DESCRIPTION OF THE TASK
Print all of the lines exactly. Any picture among them stays out.

Dataset rows about figures
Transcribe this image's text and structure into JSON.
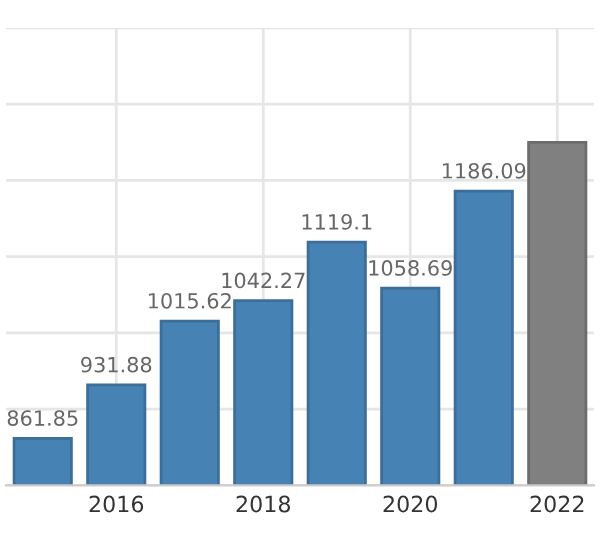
{
  "chart_data": {
    "type": "bar",
    "x": [
      2015,
      2016,
      2017,
      2018,
      2019,
      2020,
      2021,
      2022
    ],
    "values": [
      861.85,
      931.88,
      1015.62,
      1042.27,
      1119.1,
      1058.69,
      1186.09,
      1250
    ],
    "colors": [
      "#4682b4",
      "#4682b4",
      "#4682b4",
      "#4682b4",
      "#4682b4",
      "#4682b4",
      "#4682b4",
      "#808080"
    ],
    "value_labels": [
      "861.85",
      "931.88",
      "1015.62",
      "1042.27",
      "1119.1",
      "1058.69",
      "1186.09",
      null
    ],
    "xlim": [
      2014.5,
      2022.5
    ],
    "xticks": [
      2016,
      2018,
      2020,
      2022
    ],
    "ylim": [
      800,
      1400
    ],
    "yticks": [
      {
        "value": 800,
        "label": null
      },
      {
        "value": 900,
        "label": null
      },
      {
        "value": 1000,
        "label": null
      },
      {
        "value": 1100,
        "label": null
      },
      {
        "value": 1200,
        "label": null
      },
      {
        "value": 1300,
        "label": null
      },
      {
        "value": 1400,
        "label": null
      }
    ],
    "tick_labels": "x",
    "grid": true
  }
}
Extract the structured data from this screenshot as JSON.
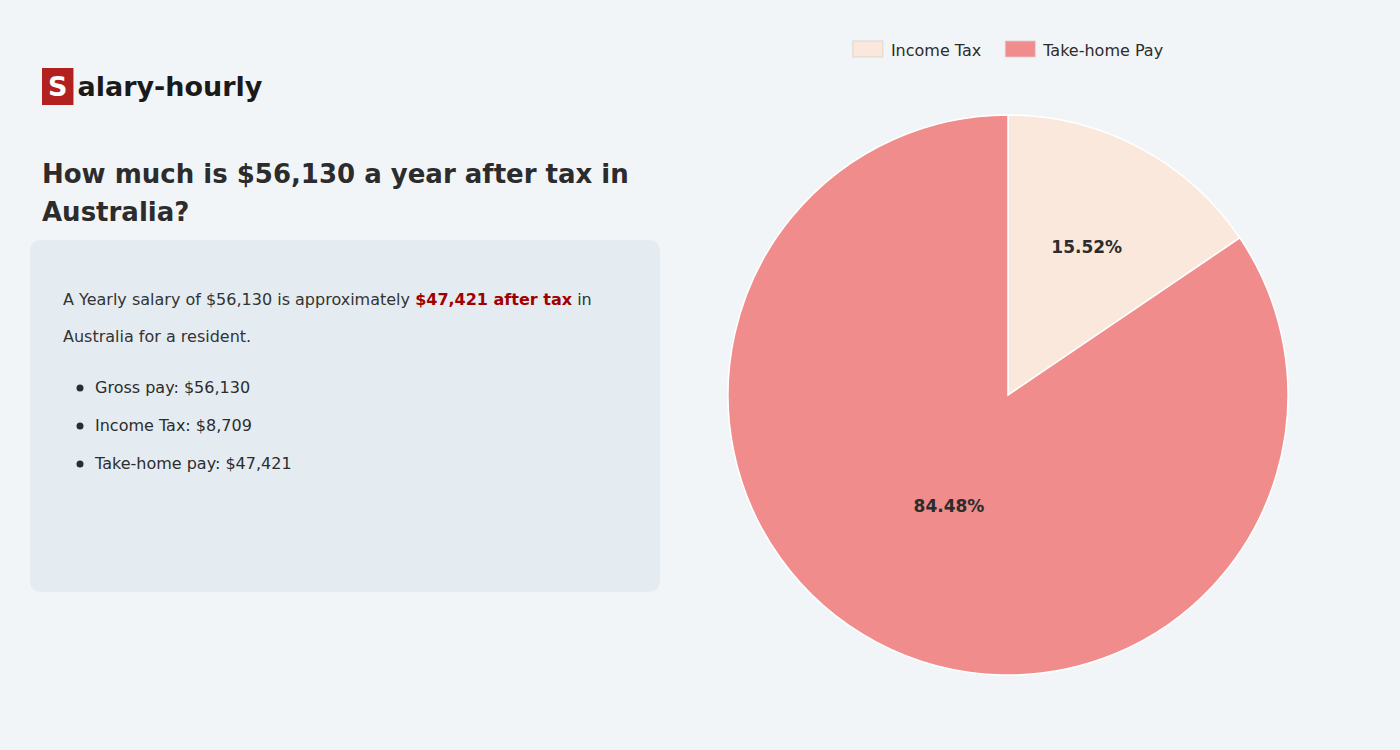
{
  "chart_data": {
    "type": "pie",
    "title": "How much is $56,130 a year after tax in\nAustralia?",
    "annotations": [
      "S",
      "alary-hourly",
      "A Yearly salary of $56,130 is approximately ",
      "$47,421 after tax",
      " in",
      "Australia for a resident.",
      "Gross pay: $56,130",
      "Income Tax: $8,709",
      "Take-home pay: $47,421"
    ],
    "categories": [
      "Income Tax",
      "Take-home Pay"
    ],
    "values": [
      15.52,
      84.48
    ],
    "value_labels": [
      "15.52%",
      "84.48%"
    ],
    "colors": [
      "#fbe8dc",
      "#f08c8c"
    ],
    "data_labels": true,
    "legend": "top"
  }
}
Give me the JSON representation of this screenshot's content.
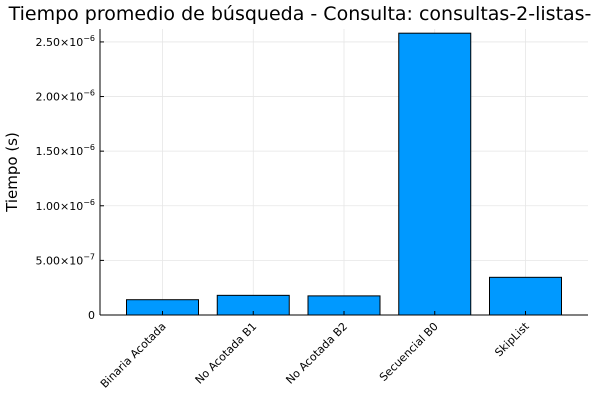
{
  "chart_data": {
    "type": "bar",
    "title": "Tiempo promedio de búsqueda - Consulta: consultas-2-listas-",
    "xlabel": "",
    "ylabel": "Tiempo (s)",
    "categories": [
      "Binaria Acotada",
      "No Acotada B1",
      "No Acotada B2",
      "Secuencial B0",
      "SkipList"
    ],
    "values": [
      1.4e-07,
      1.8e-07,
      1.75e-07,
      2.58e-06,
      3.45e-07
    ],
    "ylim": [
      0,
      2.6e-06
    ],
    "yticks": [
      {
        "value": 0,
        "mantissa": "0",
        "exponent": ""
      },
      {
        "value": 5e-07,
        "mantissa": "5.00×10",
        "exponent": "−7"
      },
      {
        "value": 1e-06,
        "mantissa": "1.00×10",
        "exponent": "−6"
      },
      {
        "value": 1.5e-06,
        "mantissa": "1.50×10",
        "exponent": "−6"
      },
      {
        "value": 2e-06,
        "mantissa": "2.00×10",
        "exponent": "−6"
      },
      {
        "value": 2.5e-06,
        "mantissa": "2.50×10",
        "exponent": "−6"
      }
    ],
    "bar_color": "#0099ff",
    "grid": true,
    "legend": "none"
  }
}
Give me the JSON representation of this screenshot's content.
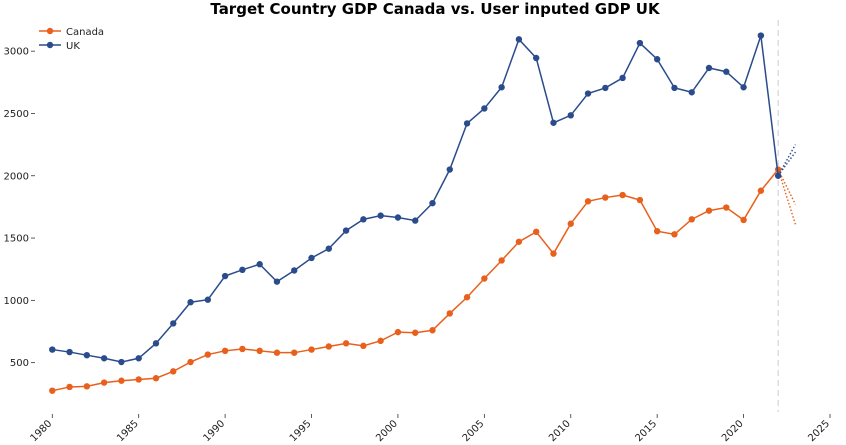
{
  "chart_data": {
    "type": "line",
    "title": "Target Country GDP Canada vs. User inputed GDP UK",
    "xlabel": "",
    "ylabel": "",
    "xlim": [
      1979,
      2025
    ],
    "ylim": [
      120,
      3250
    ],
    "x_ticks": [
      1980,
      1985,
      1990,
      1995,
      2000,
      2005,
      2010,
      2015,
      2020,
      2025
    ],
    "y_ticks": [
      500,
      1000,
      1500,
      2000,
      2500,
      3000
    ],
    "grid": false,
    "legend_position": "top-left",
    "marker_line_x": 2022,
    "x": [
      1980,
      1981,
      1982,
      1983,
      1984,
      1985,
      1986,
      1987,
      1988,
      1989,
      1990,
      1991,
      1992,
      1993,
      1994,
      1995,
      1996,
      1997,
      1998,
      1999,
      2000,
      2001,
      2002,
      2003,
      2004,
      2005,
      2006,
      2007,
      2008,
      2009,
      2010,
      2011,
      2012,
      2013,
      2014,
      2015,
      2016,
      2017,
      2018,
      2019,
      2020,
      2021,
      2022
    ],
    "series": [
      {
        "name": "Canada",
        "color": "#e8601c",
        "values": [
          275,
          305,
          310,
          340,
          355,
          365,
          375,
          430,
          505,
          565,
          595,
          610,
          595,
          580,
          580,
          605,
          630,
          655,
          635,
          675,
          745,
          740,
          760,
          895,
          1025,
          1175,
          1320,
          1470,
          1550,
          1375,
          1615,
          1795,
          1825,
          1845,
          1805,
          1555,
          1530,
          1650,
          1720,
          1745,
          1645,
          1880,
          2050
        ],
        "forecast": [
          {
            "x": [
              2022,
              2023
            ],
            "y": [
              2050,
              1610
            ]
          },
          {
            "x": [
              2022,
              2023
            ],
            "y": [
              2050,
              1770
            ]
          }
        ]
      },
      {
        "name": "UK",
        "color": "#2b4c8c",
        "values": [
          605,
          585,
          560,
          535,
          505,
          535,
          655,
          815,
          985,
          1005,
          1195,
          1245,
          1290,
          1150,
          1240,
          1340,
          1415,
          1560,
          1650,
          1680,
          1665,
          1640,
          1780,
          2050,
          2420,
          2540,
          2710,
          3095,
          2945,
          2425,
          2485,
          2660,
          2705,
          2785,
          3065,
          2935,
          2705,
          2670,
          2865,
          2835,
          2710,
          3125,
          2000
        ],
        "forecast": [
          {
            "x": [
              2022,
              2023
            ],
            "y": [
              2000,
              2190
            ]
          },
          {
            "x": [
              2022,
              2023
            ],
            "y": [
              2000,
              2250
            ]
          }
        ]
      }
    ]
  }
}
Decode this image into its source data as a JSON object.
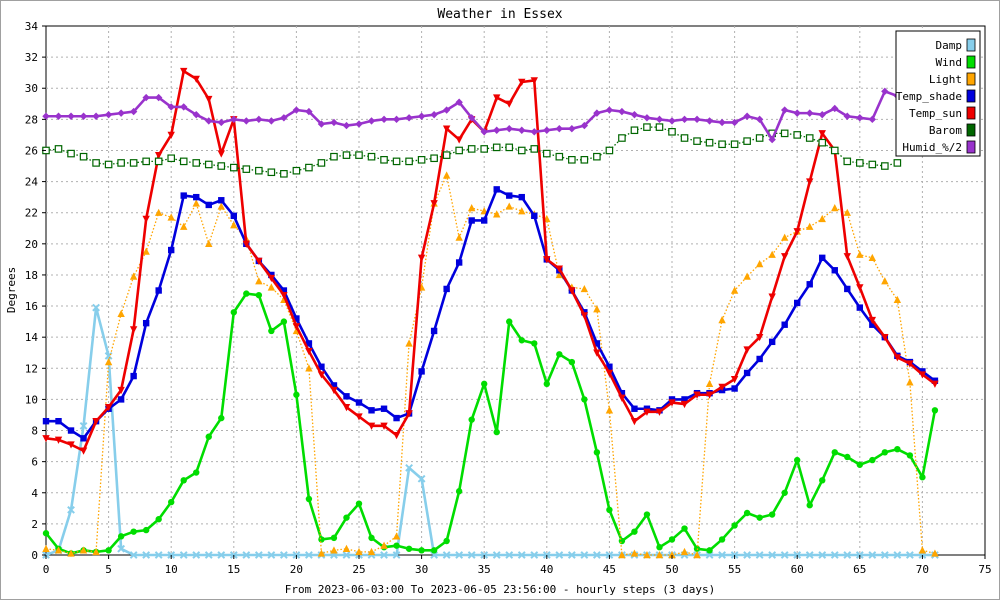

EXPECTED ANSWER
Transcribe this image's text and structure into JSON.
{
  "chart_data": {
    "type": "bar",
    "x": [
      2015,
      2016,
      2017,
      2018,
      2019,
      2020,
      2021,
      2022
    ],
    "values": [
      861.85,
      931.88,
      1015.62,
      1042.27,
      1119.1,
      1058.69,
      1186.09,
      1250
    ],
    "colors": [
      "#4682b4",
      "#4682b4",
      "#4682b4",
      "#4682b4",
      "#4682b4",
      "#4682b4",
      "#4682b4",
      "#808080"
    ],
    "value_labels": [
      "861.85",
      "931.88",
      "1015.62",
      "1042.27",
      "1119.1",
      "1058.69",
      "1186.09",
      null
    ],
    "xlim": [
      2014.5,
      2022.5
    ],
    "xticks": [
      2016,
      2018,
      2020,
      2022
    ],
    "ylim": [
      800,
      1400
    ],
    "yticks": [
      {
        "value": 800,
        "label": null
      },
      {
        "value": 900,
        "label": null
      },
      {
        "value": 1000,
        "label": null
      },
      {
        "value": 1100,
        "label": null
      },
      {
        "value": 1200,
        "label": null
      },
      {
        "value": 1300,
        "label": null
      },
      {
        "value": 1400,
        "label": null
      }
    ],
    "tick_labels": "x",
    "grid": true
  }
}
Extract the structured data from this screenshot as JSON.
{
  "chart_data": {
    "type": "pie",
    "title": "How much is $56,130 a year after tax in\nAustralia?",
    "annotations": [
      "S",
      "alary-hourly",
      "A Yearly salary of $56,130 is approximately ",
      "$47,421 after tax",
      " in",
      "Australia for a resident.",
      "Gross pay: $56,130",
      "Income Tax: $8,709",
      "Take-home pay: $47,421"
    ],
    "categories": [
      "Income Tax",
      "Take-home Pay"
    ],
    "values": [
      15.52,
      84.48
    ],
    "value_labels": [
      "15.52%",
      "84.48%"
    ],
    "colors": [
      "#fbe8dc",
      "#f08c8c"
    ],
    "data_labels": true,
    "legend": "top"
  }
}
Give me the JSON representation of this screenshot's content.
{
  "chart_data": {
    "type": "bar",
    "title": "Tiempo promedio de búsqueda - Consulta: consultas-2-listas-",
    "xlabel": "",
    "ylabel": "Tiempo (s)",
    "categories": [
      "Binaria Acotada",
      "No Acotada B1",
      "No Acotada B2",
      "Secuencial B0",
      "SkipList"
    ],
    "values": [
      1.4e-07,
      1.8e-07,
      1.75e-07,
      2.58e-06,
      3.45e-07
    ],
    "ylim": [
      0,
      2.6e-06
    ],
    "yticks": [
      {
        "value": 0,
        "mantissa": "0",
        "exponent": ""
      },
      {
        "value": 5e-07,
        "mantissa": "5.00×10",
        "exponent": "−7"
      },
      {
        "value": 1e-06,
        "mantissa": "1.00×10",
        "exponent": "−6"
      },
      {
        "value": 1.5e-06,
        "mantissa": "1.50×10",
        "exponent": "−6"
      },
      {
        "value": 2e-06,
        "mantissa": "2.00×10",
        "exponent": "−6"
      },
      {
        "value": 2.5e-06,
        "mantissa": "2.50×10",
        "exponent": "−6"
      }
    ],
    "bar_color": "#0099ff",
    "grid": true,
    "legend": "none"
  }
}
Give me the JSON representation of this screenshot's content.
{
  "chart_data": {
    "type": "line",
    "title": "Target Country GDP Canada vs. User inputed GDP UK",
    "xlabel": "",
    "ylabel": "",
    "xlim": [
      1979,
      2025
    ],
    "ylim": [
      120,
      3250
    ],
    "x_ticks": [
      1980,
      1985,
      1990,
      1995,
      2000,
      2005,
      2010,
      2015,
      2020,
      2025
    ],
    "y_ticks": [
      500,
      1000,
      1500,
      2000,
      2500,
      3000
    ],
    "grid": false,
    "legend_position": "top-left",
    "marker_line_x": 2022,
    "x": [
      1980,
      1981,
      1982,
      1983,
      1984,
      1985,
      1986,
      1987,
      1988,
      1989,
      1990,
      1991,
      1992,
      1993,
      1994,
      1995,
      1996,
      1997,
      1998,
      1999,
      2000,
      2001,
      2002,
      2003,
      2004,
      2005,
      2006,
      2007,
      2008,
      2009,
      2010,
      2011,
      2012,
      2013,
      2014,
      2015,
      2016,
      2017,
      2018,
      2019,
      2020,
      2021,
      2022
    ],
    "series": [
      {
        "name": "Canada",
        "color": "#e8601c",
        "values": [
          275,
          305,
          310,
          340,
          355,
          365,
          375,
          430,
          505,
          565,
          595,
          610,
          595,
          580,
          580,
          605,
          630,
          655,
          635,
          675,
          745,
          740,
          760,
          895,
          1025,
          1175,
          1320,
          1470,
          1550,
          1375,
          1615,
          1795,
          1825,
          1845,
          1805,
          1555,
          1530,
          1650,
          1720,
          1745,
          1645,
          1880,
          2050
        ],
        "forecast": [
          {
            "x": [
              2022,
              2023
            ],
            "y": [
              2050,
              1610
            ]
          },
          {
            "x": [
              2022,
              2023
            ],
            "y": [
              2050,
              1770
            ]
          }
        ]
      },
      {
        "name": "UK",
        "color": "#2b4c8c",
        "values": [
          605,
          585,
          560,
          535,
          505,
          535,
          655,
          815,
          985,
          1005,
          1195,
          1245,
          1290,
          1150,
          1240,
          1340,
          1415,
          1560,
          1650,
          1680,
          1665,
          1640,
          1780,
          2050,
          2420,
          2540,
          2710,
          3095,
          2945,
          2425,
          2485,
          2660,
          2705,
          2785,
          3065,
          2935,
          2705,
          2670,
          2865,
          2835,
          2710,
          3125,
          2000
        ],
        "forecast": [
          {
            "x": [
              2022,
              2023
            ],
            "y": [
              2000,
              2190
            ]
          },
          {
            "x": [
              2022,
              2023
            ],
            "y": [
              2000,
              2250
            ]
          }
        ]
      }
    ]
  }
}
Decode this image into its source data as a JSON object.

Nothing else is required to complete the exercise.